╭─ Available records

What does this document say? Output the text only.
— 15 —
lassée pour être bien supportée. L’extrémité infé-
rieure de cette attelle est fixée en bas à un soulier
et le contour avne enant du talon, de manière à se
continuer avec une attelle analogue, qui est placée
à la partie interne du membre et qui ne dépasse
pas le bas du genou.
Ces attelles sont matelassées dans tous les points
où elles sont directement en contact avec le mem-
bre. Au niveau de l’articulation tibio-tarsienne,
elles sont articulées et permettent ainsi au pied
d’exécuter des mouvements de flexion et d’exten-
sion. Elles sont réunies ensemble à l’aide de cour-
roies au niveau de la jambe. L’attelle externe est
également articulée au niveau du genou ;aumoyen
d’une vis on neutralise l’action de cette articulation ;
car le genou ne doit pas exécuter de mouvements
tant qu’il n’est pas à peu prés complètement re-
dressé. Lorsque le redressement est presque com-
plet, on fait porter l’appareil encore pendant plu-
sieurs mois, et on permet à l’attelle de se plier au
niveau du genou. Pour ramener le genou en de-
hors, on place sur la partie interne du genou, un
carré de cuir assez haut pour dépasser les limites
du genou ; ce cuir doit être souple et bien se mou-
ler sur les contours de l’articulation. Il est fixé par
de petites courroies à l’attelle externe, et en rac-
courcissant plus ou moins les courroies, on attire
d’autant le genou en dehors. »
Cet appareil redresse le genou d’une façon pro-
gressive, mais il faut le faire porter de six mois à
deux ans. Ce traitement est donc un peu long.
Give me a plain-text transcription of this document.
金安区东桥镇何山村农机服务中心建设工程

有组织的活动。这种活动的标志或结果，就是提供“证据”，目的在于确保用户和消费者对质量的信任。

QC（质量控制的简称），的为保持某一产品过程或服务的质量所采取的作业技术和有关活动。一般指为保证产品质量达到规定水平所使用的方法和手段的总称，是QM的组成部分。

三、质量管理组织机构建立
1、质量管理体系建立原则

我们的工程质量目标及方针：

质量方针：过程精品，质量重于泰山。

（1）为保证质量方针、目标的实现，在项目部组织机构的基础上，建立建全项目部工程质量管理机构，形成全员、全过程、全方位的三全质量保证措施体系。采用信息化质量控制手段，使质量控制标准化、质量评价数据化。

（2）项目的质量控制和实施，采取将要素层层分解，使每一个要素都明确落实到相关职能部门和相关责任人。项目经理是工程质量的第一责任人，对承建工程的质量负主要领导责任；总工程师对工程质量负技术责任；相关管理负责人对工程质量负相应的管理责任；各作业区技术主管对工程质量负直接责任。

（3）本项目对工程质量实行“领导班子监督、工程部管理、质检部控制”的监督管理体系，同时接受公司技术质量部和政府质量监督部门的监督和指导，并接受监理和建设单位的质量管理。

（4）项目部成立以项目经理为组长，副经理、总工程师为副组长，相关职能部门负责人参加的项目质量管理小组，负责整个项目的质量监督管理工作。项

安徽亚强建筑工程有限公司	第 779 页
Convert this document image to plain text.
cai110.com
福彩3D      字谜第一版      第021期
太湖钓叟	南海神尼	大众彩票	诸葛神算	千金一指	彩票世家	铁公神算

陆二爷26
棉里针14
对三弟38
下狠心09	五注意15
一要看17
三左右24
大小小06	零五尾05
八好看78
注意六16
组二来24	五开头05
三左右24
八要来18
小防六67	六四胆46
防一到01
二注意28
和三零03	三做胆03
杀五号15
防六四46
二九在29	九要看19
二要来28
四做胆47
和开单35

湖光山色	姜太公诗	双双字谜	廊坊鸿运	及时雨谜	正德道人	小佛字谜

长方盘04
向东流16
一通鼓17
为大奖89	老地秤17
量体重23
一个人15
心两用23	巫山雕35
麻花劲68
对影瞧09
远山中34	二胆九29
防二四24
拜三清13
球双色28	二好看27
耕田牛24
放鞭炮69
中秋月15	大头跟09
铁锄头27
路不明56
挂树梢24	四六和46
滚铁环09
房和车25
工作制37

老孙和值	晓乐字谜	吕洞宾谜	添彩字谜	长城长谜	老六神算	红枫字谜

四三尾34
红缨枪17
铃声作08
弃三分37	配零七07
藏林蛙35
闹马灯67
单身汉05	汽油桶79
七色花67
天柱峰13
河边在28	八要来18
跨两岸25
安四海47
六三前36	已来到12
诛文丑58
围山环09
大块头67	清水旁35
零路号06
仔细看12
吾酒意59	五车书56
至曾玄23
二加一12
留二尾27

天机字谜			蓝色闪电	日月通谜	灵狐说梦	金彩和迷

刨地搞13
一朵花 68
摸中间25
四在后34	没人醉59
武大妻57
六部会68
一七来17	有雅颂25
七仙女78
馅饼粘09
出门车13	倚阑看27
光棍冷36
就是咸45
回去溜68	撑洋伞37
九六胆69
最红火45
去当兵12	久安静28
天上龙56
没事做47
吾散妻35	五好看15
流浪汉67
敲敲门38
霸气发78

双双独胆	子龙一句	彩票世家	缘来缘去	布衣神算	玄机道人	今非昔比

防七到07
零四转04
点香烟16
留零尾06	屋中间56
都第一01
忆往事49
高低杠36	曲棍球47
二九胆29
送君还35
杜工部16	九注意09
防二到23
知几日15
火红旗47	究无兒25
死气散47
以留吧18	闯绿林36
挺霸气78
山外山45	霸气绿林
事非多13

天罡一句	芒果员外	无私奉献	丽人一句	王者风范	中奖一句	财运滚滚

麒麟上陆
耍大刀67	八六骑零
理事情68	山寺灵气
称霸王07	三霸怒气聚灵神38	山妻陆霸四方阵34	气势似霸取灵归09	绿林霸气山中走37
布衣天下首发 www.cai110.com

╰─

### Work to complete
Go through the listing above and restate it word for word.

### Solution
What does this document say? Output the text only.
— 15 —
lassée pour être bien supportée. L’extrémité infé-
rieure de cette attelle est fixée en bas à un soulier
et le contour avne enant du talon, de manière à se
continuer avec une attelle analogue, qui est placée
à la partie interne du membre et qui ne dépasse
pas le bas du genou.
Ces attelles sont matelassées dans tous les points
où elles sont directement en contact avec le mem-
bre. Au niveau de l’articulation tibio-tarsienne,
elles sont articulées et permettent ainsi au pied
d’exécuter des mouvements de flexion et d’exten-
sion. Elles sont réunies ensemble à l’aide de cour-
roies au niveau de la jambe. L’attelle externe est
également articulée au niveau du genou ;aumoyen
d’une vis on neutralise l’action de cette articulation ;
car le genou ne doit pas exécuter de mouvements
tant qu’il n’est pas à peu prés complètement re-
dressé. Lorsque le redressement est presque com-
plet, on fait porter l’appareil encore pendant plu-
sieurs mois, et on permet à l’attelle de se plier au
niveau du genou. Pour ramener le genou en de-
hors, on place sur la partie interne du genou, un
carré de cuir assez haut pour dépasser les limites
du genou ; ce cuir doit être souple et bien se mou-
ler sur les contours de l’articulation. Il est fixé par
de petites courroies à l’attelle externe, et en rac-
courcissant plus ou moins les courroies, on attire
d’autant le genou en dehors. »
Cet appareil redresse le genou d’une façon pro-
gressive, mais il faut le faire porter de six mois à
deux ans. Ce traitement est donc un peu long.
Give me a plain-text transcription of this document.
金安区东桥镇何山村农机服务中心建设工程

有组织的活动。这种活动的标志或结果，就是提供“证据”，目的在于确保用户和消费者对质量的信任。

QC（质量控制的简称），的为保持某一产品过程或服务的质量所采取的作业技术和有关活动。一般指为保证产品质量达到规定水平所使用的方法和手段的总称，是QM的组成部分。

三、质量管理组织机构建立
1、质量管理体系建立原则

我们的工程质量目标及方针：

质量方针：过程精品，质量重于泰山。

（1）为保证质量方针、目标的实现，在项目部组织机构的基础上，建立建全项目部工程质量管理机构，形成全员、全过程、全方位的三全质量保证措施体系。采用信息化质量控制手段，使质量控制标准化、质量评价数据化。

（2）项目的质量控制和实施，采取将要素层层分解，使每一个要素都明确落实到相关职能部门和相关责任人。项目经理是工程质量的第一责任人，对承建工程的质量负主要领导责任；总工程师对工程质量负技术责任；相关管理负责人对工程质量负相应的管理责任；各作业区技术主管对工程质量负直接责任。

（3）本项目对工程质量实行“领导班子监督、工程部管理、质检部控制”的监督管理体系，同时接受公司技术质量部和政府质量监督部门的监督和指导，并接受监理和建设单位的质量管理。

（4）项目部成立以项目经理为组长，副经理、总工程师为副组长，相关职能部门负责人参加的项目质量管理小组，负责整个项目的质量监督管理工作。项

安徽亚强建筑工程有限公司	第 779 页
Convert this document image to plain text.
cai110.com
福彩3D      字谜第一版      第021期
太湖钓叟	南海神尼	大众彩票	诸葛神算	千金一指	彩票世家	铁公神算

陆二爷26
棉里针14
对三弟38
下狠心09	五注意15
一要看17
三左右24
大小小06	零五尾05
八好看78
注意六16
组二来24	五开头05
三左右24
八要来18
小防六67	六四胆46
防一到01
二注意28
和三零03	三做胆03
杀五号15
防六四46
二九在29	九要看19
二要来28
四做胆47
和开单35

湖光山色	姜太公诗	双双字谜	廊坊鸿运	及时雨谜	正德道人	小佛字谜

长方盘04
向东流16
一通鼓17
为大奖89	老地秤17
量体重23
一个人15
心两用23	巫山雕35
麻花劲68
对影瞧09
远山中34	二胆九29
防二四24
拜三清13
球双色28	二好看27
耕田牛24
放鞭炮69
中秋月15	大头跟09
铁锄头27
路不明56
挂树梢24	四六和46
滚铁环09
房和车25
工作制37

老孙和值	晓乐字谜	吕洞宾谜	添彩字谜	长城长谜	老六神算	红枫字谜

四三尾34
红缨枪17
铃声作08
弃三分37	配零七07
藏林蛙35
闹马灯67
单身汉05	汽油桶79
七色花67
天柱峰13
河边在28	八要来18
跨两岸25
安四海47
六三前36	已来到12
诛文丑58
围山环09
大块头67	清水旁35
零路号06
仔细看12
吾酒意59	五车书56
至曾玄23
二加一12
留二尾27

天机字谜			蓝色闪电	日月通谜	灵狐说梦	金彩和迷

刨地搞13
一朵花 68
摸中间25
四在后34	没人醉59
武大妻57
六部会68
一七来17	有雅颂25
七仙女78
馅饼粘09
出门车13	倚阑看27
光棍冷36
就是咸45
回去溜68	撑洋伞37
九六胆69
最红火45
去当兵12	久安静28
天上龙56
没事做47
吾散妻35	五好看15
流浪汉67
敲敲门38
霸气发78

双双独胆	子龙一句	彩票世家	缘来缘去	布衣神算	玄机道人	今非昔比

防七到07
零四转04
点香烟16
留零尾06	屋中间56
都第一01
忆往事49
高低杠36	曲棍球47
二九胆29
送君还35
杜工部16	九注意09
防二到23
知几日15
火红旗47	究无兒25
死气散47
以留吧18	闯绿林36
挺霸气78
山外山45	霸气绿林
事非多13

天罡一句	芒果员外	无私奉献	丽人一句	王者风范	中奖一句	财运滚滚

麒麟上陆
耍大刀67	八六骑零
理事情68	山寺灵气
称霸王07	三霸怒气聚灵神38	山妻陆霸四方阵34	气势似霸取灵归09	绿林霸气山中走37
布衣天下首发 www.cai110.com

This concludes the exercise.